### Set problem
Count every line that has "name" in it and give the total, nothing more.

### Material supplied

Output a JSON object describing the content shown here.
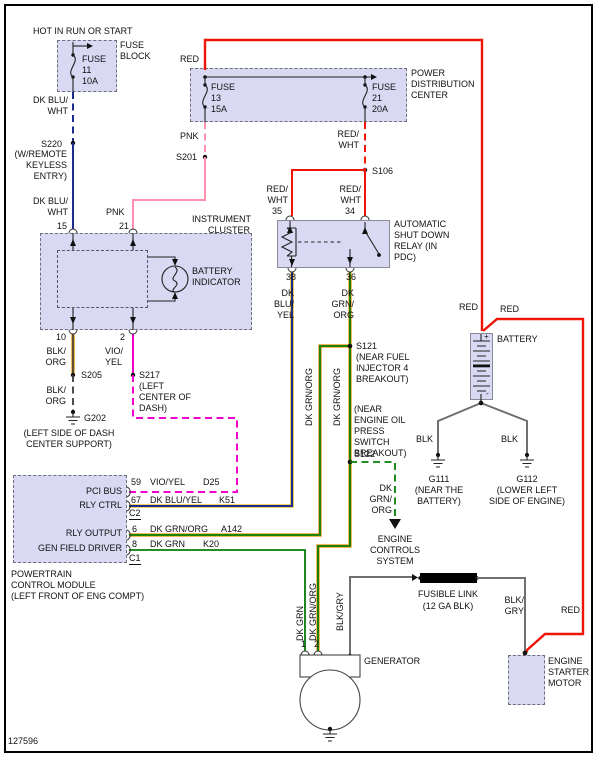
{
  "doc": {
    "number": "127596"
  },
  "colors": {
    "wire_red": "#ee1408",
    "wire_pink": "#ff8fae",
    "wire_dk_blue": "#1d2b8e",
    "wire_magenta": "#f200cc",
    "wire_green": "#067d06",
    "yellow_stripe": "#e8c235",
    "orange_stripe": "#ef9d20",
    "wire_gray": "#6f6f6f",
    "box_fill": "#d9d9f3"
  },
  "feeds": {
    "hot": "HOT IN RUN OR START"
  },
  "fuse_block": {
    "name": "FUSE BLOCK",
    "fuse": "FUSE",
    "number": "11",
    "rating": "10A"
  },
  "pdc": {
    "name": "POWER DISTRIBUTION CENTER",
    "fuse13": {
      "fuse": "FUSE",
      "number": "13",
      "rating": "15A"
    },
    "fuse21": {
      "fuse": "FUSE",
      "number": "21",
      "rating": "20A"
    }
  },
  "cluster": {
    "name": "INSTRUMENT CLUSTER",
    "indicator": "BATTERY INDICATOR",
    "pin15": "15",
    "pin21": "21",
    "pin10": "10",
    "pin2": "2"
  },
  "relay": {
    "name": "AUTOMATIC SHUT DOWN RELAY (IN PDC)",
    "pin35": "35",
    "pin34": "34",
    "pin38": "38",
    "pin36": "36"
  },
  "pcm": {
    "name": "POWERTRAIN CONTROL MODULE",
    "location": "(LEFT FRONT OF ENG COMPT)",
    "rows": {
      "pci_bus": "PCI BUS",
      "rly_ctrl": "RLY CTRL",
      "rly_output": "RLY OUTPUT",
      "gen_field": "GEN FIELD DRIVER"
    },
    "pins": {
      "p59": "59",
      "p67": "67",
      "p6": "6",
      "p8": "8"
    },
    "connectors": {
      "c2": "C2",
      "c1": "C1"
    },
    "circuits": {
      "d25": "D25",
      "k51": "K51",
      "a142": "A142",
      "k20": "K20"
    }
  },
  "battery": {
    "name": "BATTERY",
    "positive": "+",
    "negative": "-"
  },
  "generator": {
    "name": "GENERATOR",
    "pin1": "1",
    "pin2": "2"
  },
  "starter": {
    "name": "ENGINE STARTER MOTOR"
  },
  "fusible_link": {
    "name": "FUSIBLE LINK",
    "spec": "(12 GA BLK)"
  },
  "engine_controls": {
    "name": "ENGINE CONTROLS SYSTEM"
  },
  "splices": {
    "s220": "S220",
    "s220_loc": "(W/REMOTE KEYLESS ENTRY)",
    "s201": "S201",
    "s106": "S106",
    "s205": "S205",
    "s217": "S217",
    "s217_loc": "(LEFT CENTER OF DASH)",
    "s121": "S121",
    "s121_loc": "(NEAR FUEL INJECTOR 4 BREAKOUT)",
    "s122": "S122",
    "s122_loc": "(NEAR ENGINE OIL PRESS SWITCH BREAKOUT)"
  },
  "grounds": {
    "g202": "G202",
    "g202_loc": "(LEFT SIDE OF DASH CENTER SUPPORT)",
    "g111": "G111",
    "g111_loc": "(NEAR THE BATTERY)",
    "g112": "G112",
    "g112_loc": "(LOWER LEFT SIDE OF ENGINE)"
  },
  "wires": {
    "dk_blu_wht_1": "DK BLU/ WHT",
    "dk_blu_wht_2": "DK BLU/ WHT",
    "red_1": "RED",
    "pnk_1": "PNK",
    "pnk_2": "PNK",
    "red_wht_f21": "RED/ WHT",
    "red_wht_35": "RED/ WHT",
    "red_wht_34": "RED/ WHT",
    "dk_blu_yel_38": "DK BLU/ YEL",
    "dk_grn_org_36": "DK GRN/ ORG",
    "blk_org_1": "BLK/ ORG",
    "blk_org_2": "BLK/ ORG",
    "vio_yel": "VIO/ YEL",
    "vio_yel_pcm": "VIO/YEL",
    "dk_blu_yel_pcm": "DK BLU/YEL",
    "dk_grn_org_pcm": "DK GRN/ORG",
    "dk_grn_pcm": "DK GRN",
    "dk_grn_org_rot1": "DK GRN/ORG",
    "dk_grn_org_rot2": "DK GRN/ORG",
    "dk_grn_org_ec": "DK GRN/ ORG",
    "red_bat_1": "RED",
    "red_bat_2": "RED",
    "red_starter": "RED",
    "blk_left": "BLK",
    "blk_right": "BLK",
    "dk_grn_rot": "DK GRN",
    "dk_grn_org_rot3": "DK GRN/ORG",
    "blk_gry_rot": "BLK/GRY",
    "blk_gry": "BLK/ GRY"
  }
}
==
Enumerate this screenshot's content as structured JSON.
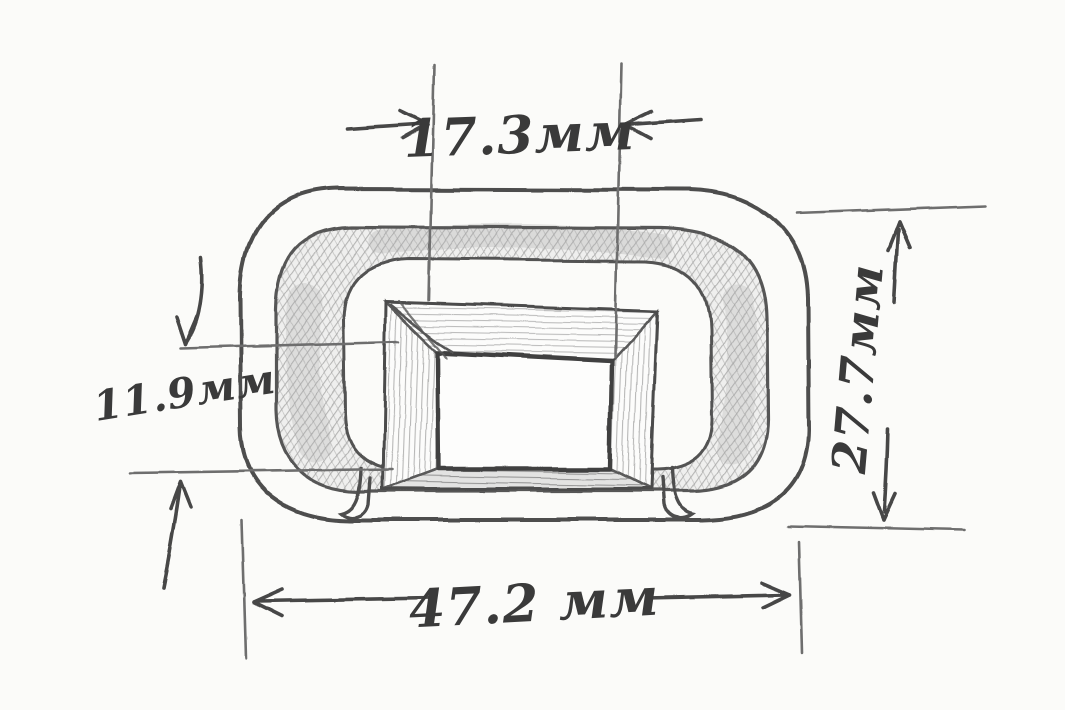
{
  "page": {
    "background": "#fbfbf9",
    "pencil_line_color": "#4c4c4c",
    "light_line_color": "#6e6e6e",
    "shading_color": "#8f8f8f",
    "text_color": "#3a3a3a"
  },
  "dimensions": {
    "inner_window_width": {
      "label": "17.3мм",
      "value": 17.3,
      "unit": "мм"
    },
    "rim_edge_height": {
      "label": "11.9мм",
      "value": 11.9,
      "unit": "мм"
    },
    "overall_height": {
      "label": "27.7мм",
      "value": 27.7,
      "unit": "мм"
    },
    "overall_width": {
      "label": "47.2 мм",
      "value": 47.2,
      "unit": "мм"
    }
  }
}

### Worked solution
10